--- Record set ---

********

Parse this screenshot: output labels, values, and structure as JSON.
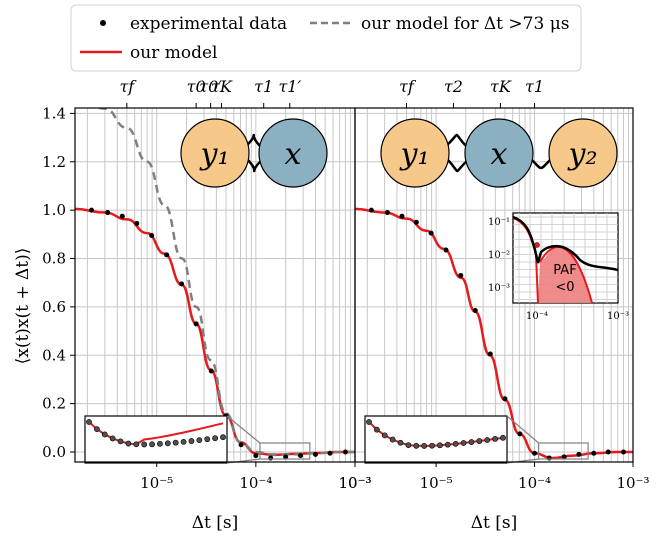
{
  "chart_data": {
    "type": "line",
    "ylabel": "⟨x(t)x(t + Δt)⟩",
    "ylim": [
      -0.05,
      1.5
    ],
    "yticks": [
      "0.0",
      "0.2",
      "0.4",
      "0.6",
      "0.8",
      "1.0",
      "1.2",
      "1.4"
    ],
    "yticks_values": [
      0,
      0.2,
      0.4,
      0.6,
      0.8,
      1.0,
      1.2,
      1.4
    ],
    "xscale": "log",
    "xlim": [
      "1.5e-6",
      "1e-3"
    ],
    "grid": true,
    "legend": {
      "position": "top",
      "items": [
        {
          "label": "experimental data",
          "style": "marker",
          "color": "#000000"
        },
        {
          "label": "our model for Δt >73 μs",
          "style": "dashed",
          "color": "#808080"
        },
        {
          "label": "our model",
          "style": "line",
          "color": "#e41a1c"
        }
      ]
    },
    "panels": [
      {
        "xlabel": "Δt [s]",
        "xticks": [
          "10⁻⁵",
          "10⁻⁴",
          "10⁻³"
        ],
        "top_ticks": [
          {
            "label": "τ_f",
            "x": 5e-06
          },
          {
            "label": "τ_0",
            "x": 2.5e-05
          },
          {
            "label": "τ_0′",
            "x": 3.5e-05
          },
          {
            "label": "τ_K",
            "x": 4.5e-05
          },
          {
            "label": "τ_1",
            "x": 0.00012
          },
          {
            "label": "τ_1′",
            "x": 0.00022
          }
        ],
        "network": {
          "nodes": [
            "y1",
            "x"
          ],
          "labels": [
            "y₁",
            "x"
          ],
          "node_colors": [
            "#f6c98a",
            "#8bb0c2"
          ]
        },
        "series": [
          {
            "name": "experimental data",
            "type": "scatter",
            "x": [
              2.2e-06,
              3.2e-06,
              4.5e-06,
              6.3e-06,
              8.9e-06,
              1.26e-05,
              1.78e-05,
              2.5e-05,
              3.55e-05,
              5e-05,
              7.1e-05,
              0.0001,
              0.000141,
              0.0002,
              0.000282,
              0.0004,
              0.00056,
              0.0008
            ],
            "y": [
              1.0,
              0.99,
              0.975,
              0.945,
              0.895,
              0.815,
              0.695,
              0.53,
              0.335,
              0.15,
              0.03,
              -0.015,
              -0.025,
              -0.02,
              -0.015,
              -0.01,
              -0.005,
              0.0
            ]
          },
          {
            "name": "our model",
            "type": "line",
            "color": "#e41a1c",
            "x": [
              1.5e-06,
              3e-06,
              5e-06,
              8e-06,
              1.2e-05,
              1.8e-05,
              2.5e-05,
              3.5e-05,
              5e-05,
              7e-05,
              0.0001,
              0.00015,
              0.00025,
              0.0004,
              0.0007,
              0.001
            ],
            "y": [
              1.005,
              0.99,
              0.962,
              0.905,
              0.82,
              0.69,
              0.53,
              0.34,
              0.15,
              0.04,
              -0.005,
              -0.012,
              -0.008,
              -0.004,
              0.0,
              0.0
            ]
          },
          {
            "name": "our model for Δt >73 μs",
            "type": "line",
            "dashed": true,
            "color": "#808080",
            "x": [
              1.5e-06,
              3e-06,
              5e-06,
              8e-06,
              1.2e-05,
              1.8e-05,
              2.5e-05,
              3.5e-05,
              5e-05,
              7e-05,
              0.0001,
              0.00015,
              0.00025,
              0.0004,
              0.0007,
              0.001
            ],
            "y": [
              1.46,
              1.42,
              1.34,
              1.2,
              1.02,
              0.8,
              0.6,
              0.38,
              0.16,
              0.04,
              0.0,
              -0.01,
              -0.01,
              -0.005,
              0.0,
              0.0
            ]
          }
        ]
      },
      {
        "xlabel": "Δt [s]",
        "xticks": [
          "10⁻³",
          "10⁻⁵",
          "10⁻⁴",
          "10⁻³"
        ],
        "top_ticks": [
          {
            "label": "τ_f",
            "x": 5e-06
          },
          {
            "label": "τ_2",
            "x": 1.5e-05
          },
          {
            "label": "τ_K",
            "x": 4.5e-05
          },
          {
            "label": "τ_1",
            "x": 0.0001
          }
        ],
        "network": {
          "nodes": [
            "y1",
            "x",
            "y2"
          ],
          "labels": [
            "y₁",
            "x",
            "y₂"
          ],
          "node_colors": [
            "#f6c98a",
            "#8bb0c2",
            "#f6c98a"
          ]
        },
        "series": [
          {
            "name": "experimental data",
            "type": "scatter",
            "x": [
              2.2e-06,
              3.2e-06,
              4.5e-06,
              6.3e-06,
              8.9e-06,
              1.26e-05,
              1.78e-05,
              2.5e-05,
              3.55e-05,
              5e-05,
              7.1e-05,
              0.0001,
              0.000141,
              0.0002,
              0.000282,
              0.0004,
              0.00056,
              0.0008
            ],
            "y": [
              1.0,
              0.99,
              0.975,
              0.95,
              0.905,
              0.835,
              0.73,
              0.585,
              0.405,
              0.22,
              0.075,
              -0.005,
              -0.025,
              -0.02,
              -0.01,
              -0.005,
              0.0,
              0.0
            ]
          },
          {
            "name": "our model",
            "type": "line",
            "color": "#e41a1c",
            "x": [
              1.5e-06,
              3e-06,
              5e-06,
              8e-06,
              1.2e-05,
              1.8e-05,
              2.5e-05,
              3.5e-05,
              5e-05,
              7e-05,
              0.0001,
              0.00015,
              0.00025,
              0.0004,
              0.0007,
              0.001
            ],
            "y": [
              1.005,
              0.99,
              0.965,
              0.915,
              0.84,
              0.72,
              0.58,
              0.4,
              0.215,
              0.075,
              -0.005,
              -0.025,
              -0.015,
              -0.005,
              0.0,
              0.0
            ]
          }
        ],
        "inset": {
          "xscale": "log",
          "yscale": "log",
          "xticks": [
            "10⁻⁴",
            "10⁻³"
          ],
          "yticks": [
            "10⁻¹",
            "10⁻²",
            "10⁻³"
          ],
          "annotation": "PAF\n<0",
          "fill_color": "#f08080"
        }
      }
    ]
  }
}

********

Counting only lines of the data above that hold "model", report the total and nothing else.

--- Reply to the task ---
5